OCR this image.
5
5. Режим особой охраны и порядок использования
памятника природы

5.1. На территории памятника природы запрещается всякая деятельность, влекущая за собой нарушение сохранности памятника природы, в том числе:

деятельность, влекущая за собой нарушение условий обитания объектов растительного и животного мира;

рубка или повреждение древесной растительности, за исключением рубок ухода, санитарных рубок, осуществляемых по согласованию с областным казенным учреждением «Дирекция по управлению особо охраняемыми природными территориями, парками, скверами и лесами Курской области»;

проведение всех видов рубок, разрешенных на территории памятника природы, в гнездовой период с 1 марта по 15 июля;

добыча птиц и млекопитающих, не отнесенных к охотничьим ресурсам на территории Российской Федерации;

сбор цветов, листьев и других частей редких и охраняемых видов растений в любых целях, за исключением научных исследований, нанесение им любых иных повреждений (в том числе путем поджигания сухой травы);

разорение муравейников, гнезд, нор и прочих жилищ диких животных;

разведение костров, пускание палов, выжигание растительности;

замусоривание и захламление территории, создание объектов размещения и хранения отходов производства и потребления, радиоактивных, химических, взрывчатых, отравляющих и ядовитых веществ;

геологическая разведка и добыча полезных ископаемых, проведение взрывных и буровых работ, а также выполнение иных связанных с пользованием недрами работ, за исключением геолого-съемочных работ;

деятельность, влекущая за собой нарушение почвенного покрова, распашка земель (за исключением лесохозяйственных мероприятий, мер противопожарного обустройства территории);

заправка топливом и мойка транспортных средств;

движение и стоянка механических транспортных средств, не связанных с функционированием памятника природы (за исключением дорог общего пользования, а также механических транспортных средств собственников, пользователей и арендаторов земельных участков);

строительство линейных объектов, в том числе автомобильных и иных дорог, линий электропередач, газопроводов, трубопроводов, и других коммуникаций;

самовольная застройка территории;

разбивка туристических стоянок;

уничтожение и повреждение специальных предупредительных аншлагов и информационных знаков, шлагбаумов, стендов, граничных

# # # # #

Aim of the exercise: Restate the whole listing exactly, leaving out nothing.

Answer in full:
OCR this image.
5
5. Режим особой охраны и порядок использования
памятника природы

5.1. На территории памятника природы запрещается всякая деятельность, влекущая за собой нарушение сохранности памятника природы, в том числе:

деятельность, влекущая за собой нарушение условий обитания объектов растительного и животного мира;

рубка или повреждение древесной растительности, за исключением рубок ухода, санитарных рубок, осуществляемых по согласованию с областным казенным учреждением «Дирекция по управлению особо охраняемыми природными территориями, парками, скверами и лесами Курской области»;

проведение всех видов рубок, разрешенных на территории памятника природы, в гнездовой период с 1 марта по 15 июля;

добыча птиц и млекопитающих, не отнесенных к охотничьим ресурсам на территории Российской Федерации;

сбор цветов, листьев и других частей редких и охраняемых видов растений в любых целях, за исключением научных исследований, нанесение им любых иных повреждений (в том числе путем поджигания сухой травы);

разорение муравейников, гнезд, нор и прочих жилищ диких животных;

разведение костров, пускание палов, выжигание растительности;

замусоривание и захламление территории, создание объектов размещения и хранения отходов производства и потребления, радиоактивных, химических, взрывчатых, отравляющих и ядовитых веществ;

геологическая разведка и добыча полезных ископаемых, проведение взрывных и буровых работ, а также выполнение иных связанных с пользованием недрами работ, за исключением геолого-съемочных работ;

деятельность, влекущая за собой нарушение почвенного покрова, распашка земель (за исключением лесохозяйственных мероприятий, мер противопожарного обустройства территории);

заправка топливом и мойка транспортных средств;

движение и стоянка механических транспортных средств, не связанных с функционированием памятника природы (за исключением дорог общего пользования, а также механических транспортных средств собственников, пользователей и арендаторов земельных участков);

строительство линейных объектов, в том числе автомобильных и иных дорог, линий электропередач, газопроводов, трубопроводов, и других коммуникаций;

самовольная застройка территории;

разбивка туристических стоянок;

уничтожение и повреждение специальных предупредительных аншлагов и информационных знаков, шлагбаумов, стендов, граничных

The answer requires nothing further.